What to do: Restate each line word for word. Leave out every picture.

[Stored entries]
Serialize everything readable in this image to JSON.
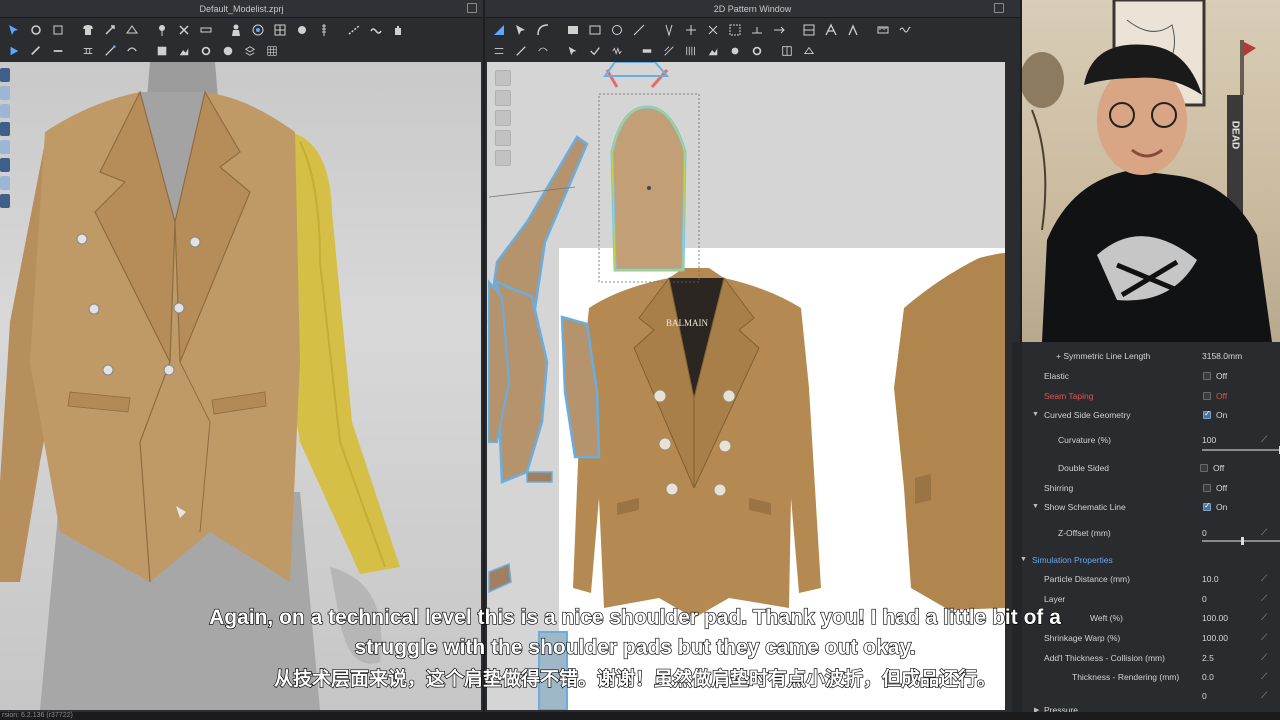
{
  "window_3d": {
    "title": "Default_Modelist.zprj"
  },
  "window_2d": {
    "title": "2D Pattern Window"
  },
  "photo_brand": "BALMAIN",
  "webcam_shirt_text": "DEAD",
  "property_editor": {
    "rows": [
      {
        "label": "+ Symmetric Line Length",
        "value": "3158.0mm"
      },
      {
        "label": "Elastic",
        "value": "Off"
      },
      {
        "label": "Seam Taping",
        "value": "Off"
      },
      {
        "label": "Curved Side Geometry",
        "value": "On"
      },
      {
        "label": "Curvature (%)",
        "value": "100"
      },
      {
        "label": "Double Sided",
        "value": "Off"
      },
      {
        "label": "Shirring",
        "value": "Off"
      },
      {
        "label": "Show Schematic Line",
        "value": "On"
      },
      {
        "label": "Z-Offset (mm)",
        "value": "0"
      },
      {
        "label": "Simulation Properties",
        "value": ""
      },
      {
        "label": "Particle Distance (mm)",
        "value": "10.0"
      },
      {
        "label": "Layer",
        "value": "0"
      },
      {
        "label": "Weft (%)",
        "value": "100.00"
      },
      {
        "label": "Shrinkage Warp (%)",
        "value": "100.00"
      },
      {
        "label": "Add'l Thickness - Collision (mm)",
        "value": "2.5"
      },
      {
        "label": "Thickness - Rendering (mm)",
        "value": "0.0"
      },
      {
        "label": "",
        "value": "0"
      },
      {
        "label": "Pressure",
        "value": ""
      }
    ],
    "curvature_level": 1.0,
    "z_offset_level": 0.5
  },
  "subtitles": {
    "line1": "Again, on a technical level this is a nice shoulder pad. Thank you! I had a little bit of a",
    "line2": "struggle with the shoulder pads but they came out okay.",
    "line3": "从技术层面来说，这个肩垫做得不错。谢谢！虽然做肩垫时有点小波折，但成品还行。"
  },
  "status_bar": {
    "version": "rsion: 6.2.136 (r37722)"
  },
  "colors": {
    "jacket": "#c09a66",
    "sleeve_highlight": "#d9c24a",
    "pattern_outline": "#6aaee0",
    "accent_blue": "#6aa6ef",
    "warning_red": "#e2524d"
  }
}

Full output:
Serialize everything readable in this image to JSON.
{
  "window_3d": {
    "title": "Default_Modelist.zprj"
  },
  "window_2d": {
    "title": "2D Pattern Window"
  },
  "photo_brand": "BALMAIN",
  "webcam_shirt_text": "DEAD",
  "property_editor": {
    "rows": [
      {
        "label": "+ Symmetric Line Length",
        "value": "3158.0mm"
      },
      {
        "label": "Elastic",
        "value": "Off"
      },
      {
        "label": "Seam Taping",
        "value": "Off"
      },
      {
        "label": "Curved Side Geometry",
        "value": "On"
      },
      {
        "label": "Curvature (%)",
        "value": "100"
      },
      {
        "label": "Double Sided",
        "value": "Off"
      },
      {
        "label": "Shirring",
        "value": "Off"
      },
      {
        "label": "Show Schematic Line",
        "value": "On"
      },
      {
        "label": "Z-Offset (mm)",
        "value": "0"
      },
      {
        "label": "Simulation Properties",
        "value": ""
      },
      {
        "label": "Particle Distance (mm)",
        "value": "10.0"
      },
      {
        "label": "Layer",
        "value": "0"
      },
      {
        "label": "Weft (%)",
        "value": "100.00"
      },
      {
        "label": "Shrinkage Warp (%)",
        "value": "100.00"
      },
      {
        "label": "Add'l Thickness - Collision (mm)",
        "value": "2.5"
      },
      {
        "label": "Thickness - Rendering (mm)",
        "value": "0.0"
      },
      {
        "label": "",
        "value": "0"
      },
      {
        "label": "Pressure",
        "value": ""
      }
    ],
    "curvature_level": 1.0,
    "z_offset_level": 0.5
  },
  "subtitles": {
    "line1": "Again, on a technical level this is a nice shoulder pad. Thank you! I had a little bit of a",
    "line2": "struggle with the shoulder pads but they came out okay.",
    "line3": "从技术层面来说，这个肩垫做得不错。谢谢！虽然做肩垫时有点小波折，但成品还行。"
  },
  "status_bar": {
    "version": "rsion: 6.2.136 (r37722)"
  },
  "colors": {
    "jacket": "#c09a66",
    "sleeve_highlight": "#d9c24a",
    "pattern_outline": "#6aaee0",
    "accent_blue": "#6aa6ef",
    "warning_red": "#e2524d"
  }
}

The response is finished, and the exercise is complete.